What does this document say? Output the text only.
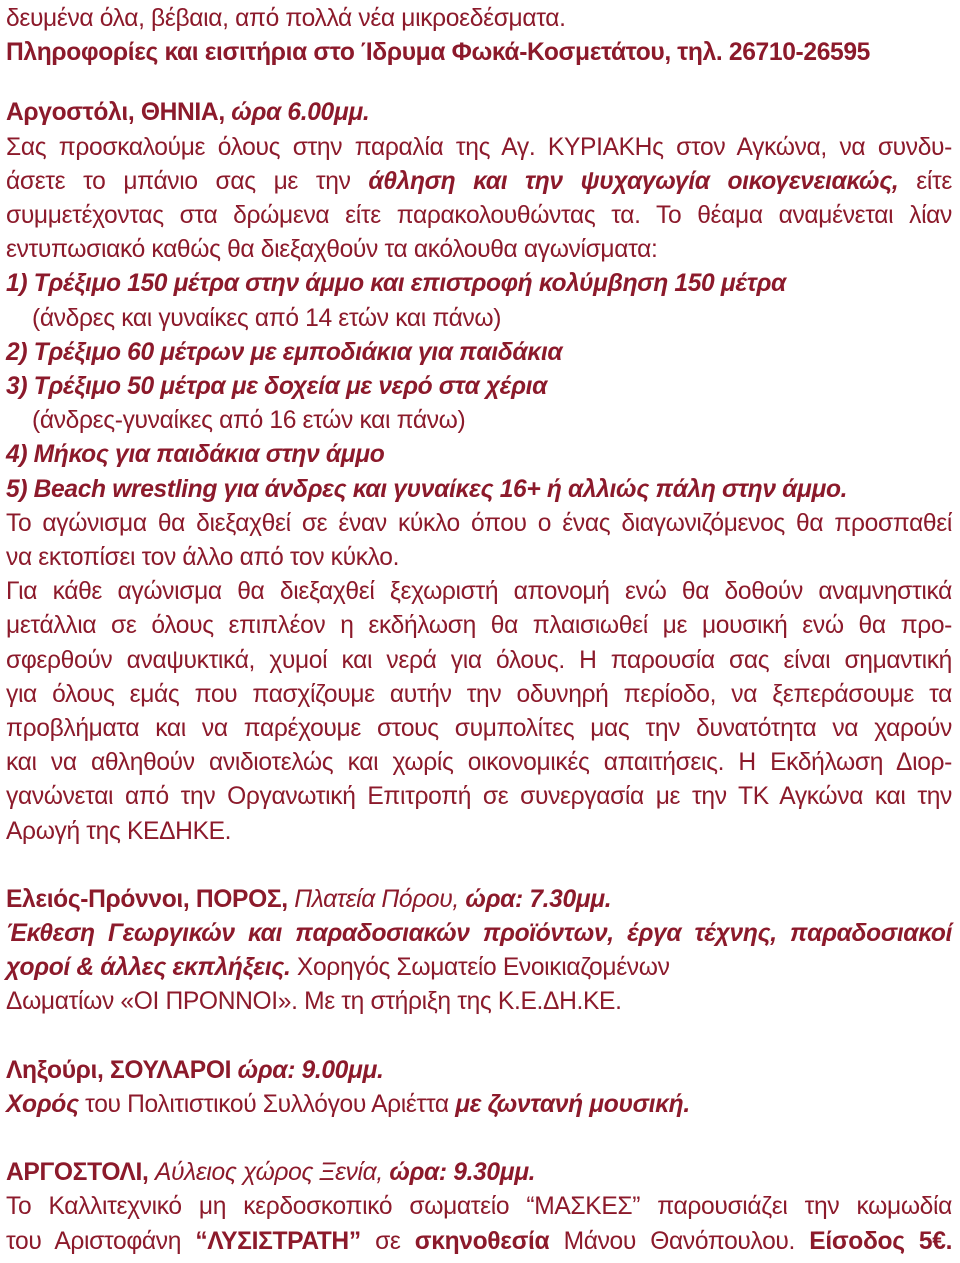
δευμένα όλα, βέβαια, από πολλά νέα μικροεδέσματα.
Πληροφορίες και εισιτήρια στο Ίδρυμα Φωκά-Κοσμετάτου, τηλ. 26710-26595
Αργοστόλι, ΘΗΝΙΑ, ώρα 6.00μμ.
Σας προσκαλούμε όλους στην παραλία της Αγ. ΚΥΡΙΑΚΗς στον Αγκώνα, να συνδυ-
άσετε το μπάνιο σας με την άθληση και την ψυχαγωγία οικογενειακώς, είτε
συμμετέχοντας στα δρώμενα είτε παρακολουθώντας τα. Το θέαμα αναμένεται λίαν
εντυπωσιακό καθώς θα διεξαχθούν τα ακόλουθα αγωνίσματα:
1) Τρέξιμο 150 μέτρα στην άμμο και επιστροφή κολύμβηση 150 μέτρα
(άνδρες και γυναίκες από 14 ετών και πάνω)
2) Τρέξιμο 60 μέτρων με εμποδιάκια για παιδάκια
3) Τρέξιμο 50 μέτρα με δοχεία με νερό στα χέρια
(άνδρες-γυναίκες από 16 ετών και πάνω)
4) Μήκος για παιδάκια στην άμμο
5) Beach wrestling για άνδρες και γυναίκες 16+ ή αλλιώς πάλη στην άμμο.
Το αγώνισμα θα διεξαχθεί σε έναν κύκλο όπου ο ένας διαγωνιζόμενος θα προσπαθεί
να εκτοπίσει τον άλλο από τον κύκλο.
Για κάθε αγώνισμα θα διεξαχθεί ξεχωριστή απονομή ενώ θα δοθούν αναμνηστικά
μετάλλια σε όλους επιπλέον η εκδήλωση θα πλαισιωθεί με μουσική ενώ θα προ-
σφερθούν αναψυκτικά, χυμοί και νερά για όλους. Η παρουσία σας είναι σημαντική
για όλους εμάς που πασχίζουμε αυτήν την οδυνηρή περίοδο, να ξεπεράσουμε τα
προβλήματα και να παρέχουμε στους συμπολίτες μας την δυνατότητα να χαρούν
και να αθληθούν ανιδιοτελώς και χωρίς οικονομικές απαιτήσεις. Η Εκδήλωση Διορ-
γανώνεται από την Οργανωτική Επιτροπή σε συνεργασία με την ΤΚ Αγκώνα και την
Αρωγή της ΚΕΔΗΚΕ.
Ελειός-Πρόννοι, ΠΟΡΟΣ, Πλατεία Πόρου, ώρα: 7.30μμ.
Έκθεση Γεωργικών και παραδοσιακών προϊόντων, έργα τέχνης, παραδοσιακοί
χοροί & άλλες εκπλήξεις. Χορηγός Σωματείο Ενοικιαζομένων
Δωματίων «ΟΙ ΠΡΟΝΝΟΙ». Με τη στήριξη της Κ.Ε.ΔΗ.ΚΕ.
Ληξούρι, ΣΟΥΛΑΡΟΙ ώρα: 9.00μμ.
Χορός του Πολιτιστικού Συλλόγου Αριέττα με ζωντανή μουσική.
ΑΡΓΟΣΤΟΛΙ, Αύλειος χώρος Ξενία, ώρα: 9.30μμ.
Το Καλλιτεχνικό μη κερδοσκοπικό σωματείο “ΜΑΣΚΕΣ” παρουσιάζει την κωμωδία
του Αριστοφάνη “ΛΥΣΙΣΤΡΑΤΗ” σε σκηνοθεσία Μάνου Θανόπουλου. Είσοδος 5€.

··········

■ **TASK BRIEF**
Write out the listing above again, exactly, but with no pictures in the copy.

■ **THE SOLUTION**
What does this document say? Output the text only.
δευμένα όλα, βέβαια, από πολλά νέα μικροεδέσματα.
Πληροφορίες και εισιτήρια στο Ίδρυμα Φωκά-Κοσμετάτου, τηλ. 26710-26595
Αργοστόλι, ΘΗΝΙΑ, ώρα 6.00μμ.
Σας προσκαλούμε όλους στην παραλία της Αγ. ΚΥΡΙΑΚΗς στον Αγκώνα, να συνδυ-
άσετε το μπάνιο σας με την άθληση και την ψυχαγωγία οικογενειακώς, είτε
συμμετέχοντας στα δρώμενα είτε παρακολουθώντας τα. Το θέαμα αναμένεται λίαν
εντυπωσιακό καθώς θα διεξαχθούν τα ακόλουθα αγωνίσματα:
1) Τρέξιμο 150 μέτρα στην άμμο και επιστροφή κολύμβηση 150 μέτρα
(άνδρες και γυναίκες από 14 ετών και πάνω)
2) Τρέξιμο 60 μέτρων με εμποδιάκια για παιδάκια
3) Τρέξιμο 50 μέτρα με δοχεία με νερό στα χέρια
(άνδρες-γυναίκες από 16 ετών και πάνω)
4) Μήκος για παιδάκια στην άμμο
5) Beach wrestling για άνδρες και γυναίκες 16+ ή αλλιώς πάλη στην άμμο.
Το αγώνισμα θα διεξαχθεί σε έναν κύκλο όπου ο ένας διαγωνιζόμενος θα προσπαθεί
να εκτοπίσει τον άλλο από τον κύκλο.
Για κάθε αγώνισμα θα διεξαχθεί ξεχωριστή απονομή ενώ θα δοθούν αναμνηστικά
μετάλλια σε όλους επιπλέον η εκδήλωση θα πλαισιωθεί με μουσική ενώ θα προ-
σφερθούν αναψυκτικά, χυμοί και νερά για όλους. Η παρουσία σας είναι σημαντική
για όλους εμάς που πασχίζουμε αυτήν την οδυνηρή περίοδο, να ξεπεράσουμε τα
προβλήματα και να παρέχουμε στους συμπολίτες μας την δυνατότητα να χαρούν
και να αθληθούν ανιδιοτελώς και χωρίς οικονομικές απαιτήσεις. Η Εκδήλωση Διορ-
γανώνεται από την Οργανωτική Επιτροπή σε συνεργασία με την ΤΚ Αγκώνα και την
Αρωγή της ΚΕΔΗΚΕ.
Ελειός-Πρόννοι, ΠΟΡΟΣ, Πλατεία Πόρου, ώρα: 7.30μμ.
Έκθεση Γεωργικών και παραδοσιακών προϊόντων, έργα τέχνης, παραδοσιακοί
χοροί & άλλες εκπλήξεις. Χορηγός Σωματείο Ενοικιαζομένων
Δωματίων «ΟΙ ΠΡΟΝΝΟΙ». Με τη στήριξη της Κ.Ε.ΔΗ.ΚΕ.
Ληξούρι, ΣΟΥΛΑΡΟΙ ώρα: 9.00μμ.
Χορός του Πολιτιστικού Συλλόγου Αριέττα με ζωντανή μουσική.
ΑΡΓΟΣΤΟΛΙ, Αύλειος χώρος Ξενία, ώρα: 9.30μμ.
Το Καλλιτεχνικό μη κερδοσκοπικό σωματείο “ΜΑΣΚΕΣ” παρουσιάζει την κωμωδία
του Αριστοφάνη “ΛΥΣΙΣΤΡΑΤΗ” σε σκηνοθεσία Μάνου Θανόπουλου. Είσοδος 5€.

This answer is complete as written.